## [DESCRIPTION OF THE TASK]
Without altering anything, output the material below.

— start RECORD LIST —

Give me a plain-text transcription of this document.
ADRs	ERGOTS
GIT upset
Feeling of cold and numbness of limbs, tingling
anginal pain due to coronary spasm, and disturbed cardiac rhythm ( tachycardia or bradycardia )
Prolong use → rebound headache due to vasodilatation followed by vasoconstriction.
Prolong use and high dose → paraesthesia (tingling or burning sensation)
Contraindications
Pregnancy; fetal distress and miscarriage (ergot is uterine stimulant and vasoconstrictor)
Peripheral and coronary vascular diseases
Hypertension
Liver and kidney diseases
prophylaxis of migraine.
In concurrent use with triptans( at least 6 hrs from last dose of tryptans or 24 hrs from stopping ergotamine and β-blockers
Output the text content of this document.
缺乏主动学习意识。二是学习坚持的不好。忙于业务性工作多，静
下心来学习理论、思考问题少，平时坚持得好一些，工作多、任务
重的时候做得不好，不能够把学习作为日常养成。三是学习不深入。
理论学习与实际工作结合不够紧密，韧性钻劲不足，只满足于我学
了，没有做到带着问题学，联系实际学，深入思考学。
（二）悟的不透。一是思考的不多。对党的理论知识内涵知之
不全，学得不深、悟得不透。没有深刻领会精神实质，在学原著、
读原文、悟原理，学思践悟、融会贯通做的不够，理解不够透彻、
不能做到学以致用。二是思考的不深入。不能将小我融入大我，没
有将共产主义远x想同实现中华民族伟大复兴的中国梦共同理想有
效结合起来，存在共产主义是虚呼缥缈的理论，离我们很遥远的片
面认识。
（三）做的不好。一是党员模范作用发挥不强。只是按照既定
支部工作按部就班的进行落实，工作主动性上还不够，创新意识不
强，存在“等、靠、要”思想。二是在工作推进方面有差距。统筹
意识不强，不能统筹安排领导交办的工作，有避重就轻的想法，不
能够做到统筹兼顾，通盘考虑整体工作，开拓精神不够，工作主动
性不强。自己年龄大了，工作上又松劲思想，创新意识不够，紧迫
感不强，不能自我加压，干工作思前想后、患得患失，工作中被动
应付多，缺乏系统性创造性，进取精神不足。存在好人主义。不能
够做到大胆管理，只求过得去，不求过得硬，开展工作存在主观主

— end RECORD LIST —

## [RESPONSE TO THIS EXERCISE]
Give me a plain-text transcription of this document.
ADRs	ERGOTS
GIT upset
Feeling of cold and numbness of limbs, tingling
anginal pain due to coronary spasm, and disturbed cardiac rhythm ( tachycardia or bradycardia )
Prolong use → rebound headache due to vasodilatation followed by vasoconstriction.
Prolong use and high dose → paraesthesia (tingling or burning sensation)
Contraindications
Pregnancy; fetal distress and miscarriage (ergot is uterine stimulant and vasoconstrictor)
Peripheral and coronary vascular diseases
Hypertension
Liver and kidney diseases
prophylaxis of migraine.
In concurrent use with triptans( at least 6 hrs from last dose of tryptans or 24 hrs from stopping ergotamine and β-blockers
Output the text content of this document.
缺乏主动学习意识。二是学习坚持的不好。忙于业务性工作多，静
下心来学习理论、思考问题少，平时坚持得好一些，工作多、任务
重的时候做得不好，不能够把学习作为日常养成。三是学习不深入。
理论学习与实际工作结合不够紧密，韧性钻劲不足，只满足于我学
了，没有做到带着问题学，联系实际学，深入思考学。
（二）悟的不透。一是思考的不多。对党的理论知识内涵知之
不全，学得不深、悟得不透。没有深刻领会精神实质，在学原著、
读原文、悟原理，学思践悟、融会贯通做的不够，理解不够透彻、
不能做到学以致用。二是思考的不深入。不能将小我融入大我，没
有将共产主义远x想同实现中华民族伟大复兴的中国梦共同理想有
效结合起来，存在共产主义是虚呼缥缈的理论，离我们很遥远的片
面认识。
（三）做的不好。一是党员模范作用发挥不强。只是按照既定
支部工作按部就班的进行落实，工作主动性上还不够，创新意识不
强，存在“等、靠、要”思想。二是在工作推进方面有差距。统筹
意识不强，不能统筹安排领导交办的工作，有避重就轻的想法，不
能够做到统筹兼顾，通盘考虑整体工作，开拓精神不够，工作主动
性不强。自己年龄大了，工作上又松劲思想，创新意识不够，紧迫
感不强，不能自我加压，干工作思前想后、患得患失，工作中被动
应付多，缺乏系统性创造性，进取精神不足。存在好人主义。不能
够做到大胆管理，只求过得去，不求过得硬，开展工作存在主观主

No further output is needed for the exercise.